BEGIN DATA PROVIDED

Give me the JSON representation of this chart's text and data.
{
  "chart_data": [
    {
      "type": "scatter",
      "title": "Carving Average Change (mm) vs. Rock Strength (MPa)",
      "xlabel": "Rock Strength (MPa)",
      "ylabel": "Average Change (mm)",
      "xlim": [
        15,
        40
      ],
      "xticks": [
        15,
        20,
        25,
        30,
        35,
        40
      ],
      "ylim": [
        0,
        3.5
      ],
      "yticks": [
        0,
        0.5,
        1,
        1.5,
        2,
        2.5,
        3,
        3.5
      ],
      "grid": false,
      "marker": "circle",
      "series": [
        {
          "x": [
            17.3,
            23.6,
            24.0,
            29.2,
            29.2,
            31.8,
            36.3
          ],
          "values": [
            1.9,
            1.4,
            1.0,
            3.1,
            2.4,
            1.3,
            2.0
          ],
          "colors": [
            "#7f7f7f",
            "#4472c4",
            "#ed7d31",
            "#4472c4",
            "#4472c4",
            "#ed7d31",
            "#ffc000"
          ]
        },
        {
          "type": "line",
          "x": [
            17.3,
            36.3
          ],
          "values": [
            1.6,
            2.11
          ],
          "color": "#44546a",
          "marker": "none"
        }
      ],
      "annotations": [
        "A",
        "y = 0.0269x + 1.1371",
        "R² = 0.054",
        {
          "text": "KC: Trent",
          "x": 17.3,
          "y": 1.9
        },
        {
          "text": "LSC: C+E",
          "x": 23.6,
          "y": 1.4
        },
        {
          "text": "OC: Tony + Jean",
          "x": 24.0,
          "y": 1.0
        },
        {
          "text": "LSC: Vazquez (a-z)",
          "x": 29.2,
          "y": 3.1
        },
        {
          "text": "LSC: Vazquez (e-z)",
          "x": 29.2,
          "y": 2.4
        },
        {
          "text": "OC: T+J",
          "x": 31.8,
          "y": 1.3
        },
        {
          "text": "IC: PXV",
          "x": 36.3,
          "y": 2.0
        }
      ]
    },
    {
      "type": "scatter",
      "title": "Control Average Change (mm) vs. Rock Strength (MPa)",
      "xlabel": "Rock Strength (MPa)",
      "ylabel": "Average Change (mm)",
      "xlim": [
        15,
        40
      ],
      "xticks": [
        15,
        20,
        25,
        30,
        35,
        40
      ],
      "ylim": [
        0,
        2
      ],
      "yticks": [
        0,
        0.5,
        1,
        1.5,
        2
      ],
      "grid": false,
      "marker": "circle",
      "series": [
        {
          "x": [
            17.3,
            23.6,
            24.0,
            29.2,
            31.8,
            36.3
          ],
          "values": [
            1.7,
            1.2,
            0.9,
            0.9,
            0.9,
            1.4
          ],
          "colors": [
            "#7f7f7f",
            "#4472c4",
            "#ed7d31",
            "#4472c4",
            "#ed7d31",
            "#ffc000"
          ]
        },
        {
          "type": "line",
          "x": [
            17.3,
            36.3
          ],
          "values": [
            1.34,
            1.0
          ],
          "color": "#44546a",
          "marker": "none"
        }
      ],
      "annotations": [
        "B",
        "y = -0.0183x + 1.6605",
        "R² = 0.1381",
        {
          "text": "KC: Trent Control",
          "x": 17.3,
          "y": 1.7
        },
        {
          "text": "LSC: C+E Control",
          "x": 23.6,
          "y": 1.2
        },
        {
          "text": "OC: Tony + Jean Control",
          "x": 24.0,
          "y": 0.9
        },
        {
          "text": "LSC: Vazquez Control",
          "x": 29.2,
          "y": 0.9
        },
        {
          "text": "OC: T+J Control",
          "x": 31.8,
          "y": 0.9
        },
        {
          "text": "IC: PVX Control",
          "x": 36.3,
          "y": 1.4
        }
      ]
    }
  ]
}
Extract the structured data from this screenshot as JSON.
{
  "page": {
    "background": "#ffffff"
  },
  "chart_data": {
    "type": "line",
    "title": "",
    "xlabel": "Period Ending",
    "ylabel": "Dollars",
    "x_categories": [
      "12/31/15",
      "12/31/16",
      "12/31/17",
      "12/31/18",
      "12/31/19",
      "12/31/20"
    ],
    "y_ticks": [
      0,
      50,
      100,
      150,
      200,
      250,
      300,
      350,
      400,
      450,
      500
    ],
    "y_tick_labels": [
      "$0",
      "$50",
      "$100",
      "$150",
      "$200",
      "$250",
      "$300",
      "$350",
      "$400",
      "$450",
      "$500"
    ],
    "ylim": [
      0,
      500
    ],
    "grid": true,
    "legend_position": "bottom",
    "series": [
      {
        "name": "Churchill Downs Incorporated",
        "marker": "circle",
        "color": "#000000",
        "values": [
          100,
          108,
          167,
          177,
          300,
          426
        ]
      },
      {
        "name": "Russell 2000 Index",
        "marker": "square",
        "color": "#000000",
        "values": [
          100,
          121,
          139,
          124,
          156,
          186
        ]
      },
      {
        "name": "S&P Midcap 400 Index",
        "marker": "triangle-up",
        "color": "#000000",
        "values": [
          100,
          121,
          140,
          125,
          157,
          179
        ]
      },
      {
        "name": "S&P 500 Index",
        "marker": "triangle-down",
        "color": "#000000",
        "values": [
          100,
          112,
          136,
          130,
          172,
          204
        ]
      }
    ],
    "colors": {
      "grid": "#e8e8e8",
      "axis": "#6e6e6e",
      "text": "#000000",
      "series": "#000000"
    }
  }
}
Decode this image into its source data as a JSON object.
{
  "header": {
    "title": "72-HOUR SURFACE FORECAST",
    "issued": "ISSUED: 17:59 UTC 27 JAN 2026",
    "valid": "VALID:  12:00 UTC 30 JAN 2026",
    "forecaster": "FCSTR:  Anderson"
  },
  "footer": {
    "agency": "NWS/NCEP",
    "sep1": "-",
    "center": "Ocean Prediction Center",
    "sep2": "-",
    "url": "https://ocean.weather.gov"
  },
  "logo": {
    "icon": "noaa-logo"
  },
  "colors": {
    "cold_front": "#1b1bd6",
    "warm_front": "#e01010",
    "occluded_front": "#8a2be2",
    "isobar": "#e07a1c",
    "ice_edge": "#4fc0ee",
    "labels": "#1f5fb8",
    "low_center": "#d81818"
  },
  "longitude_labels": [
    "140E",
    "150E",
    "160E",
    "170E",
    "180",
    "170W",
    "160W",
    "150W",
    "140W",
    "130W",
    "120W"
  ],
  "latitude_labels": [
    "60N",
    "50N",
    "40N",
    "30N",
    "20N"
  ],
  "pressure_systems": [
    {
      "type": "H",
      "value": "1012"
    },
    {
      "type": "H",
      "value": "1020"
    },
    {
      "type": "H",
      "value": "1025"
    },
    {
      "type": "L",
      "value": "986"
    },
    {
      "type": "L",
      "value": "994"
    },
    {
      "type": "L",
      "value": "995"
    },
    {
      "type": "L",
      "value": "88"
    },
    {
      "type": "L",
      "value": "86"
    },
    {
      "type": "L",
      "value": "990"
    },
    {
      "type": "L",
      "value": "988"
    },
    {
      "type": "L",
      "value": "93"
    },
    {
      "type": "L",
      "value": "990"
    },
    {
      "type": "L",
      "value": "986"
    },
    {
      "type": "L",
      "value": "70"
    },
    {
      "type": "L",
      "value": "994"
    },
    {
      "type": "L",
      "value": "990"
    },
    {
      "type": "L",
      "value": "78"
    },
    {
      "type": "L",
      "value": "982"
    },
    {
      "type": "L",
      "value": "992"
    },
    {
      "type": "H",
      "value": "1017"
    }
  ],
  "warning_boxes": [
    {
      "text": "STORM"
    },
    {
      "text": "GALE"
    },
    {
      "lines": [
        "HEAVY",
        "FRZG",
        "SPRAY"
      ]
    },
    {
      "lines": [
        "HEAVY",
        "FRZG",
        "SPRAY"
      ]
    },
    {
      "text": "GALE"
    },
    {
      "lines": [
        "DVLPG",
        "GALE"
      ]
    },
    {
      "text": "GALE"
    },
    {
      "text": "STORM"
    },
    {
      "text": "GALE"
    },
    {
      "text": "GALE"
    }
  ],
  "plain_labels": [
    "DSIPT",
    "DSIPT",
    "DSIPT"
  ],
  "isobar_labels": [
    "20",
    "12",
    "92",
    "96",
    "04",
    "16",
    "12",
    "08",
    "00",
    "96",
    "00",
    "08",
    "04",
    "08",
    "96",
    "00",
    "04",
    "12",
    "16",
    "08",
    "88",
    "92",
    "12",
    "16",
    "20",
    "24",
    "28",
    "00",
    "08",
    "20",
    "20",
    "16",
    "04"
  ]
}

END DATA PROVIDED

> YOUR OBJECTIVE: In the listing above, locate each line with "Strength" and copy it.

> WRITTEN RESPONSE:
      "title": "Carving Average Change (mm) vs. Rock Strength (MPa)",
      "xlabel": "Rock Strength (MPa)",
      "title": "Control Average Change (mm) vs. Rock Strength (MPa)",
      "xlabel": "Rock Strength (MPa)",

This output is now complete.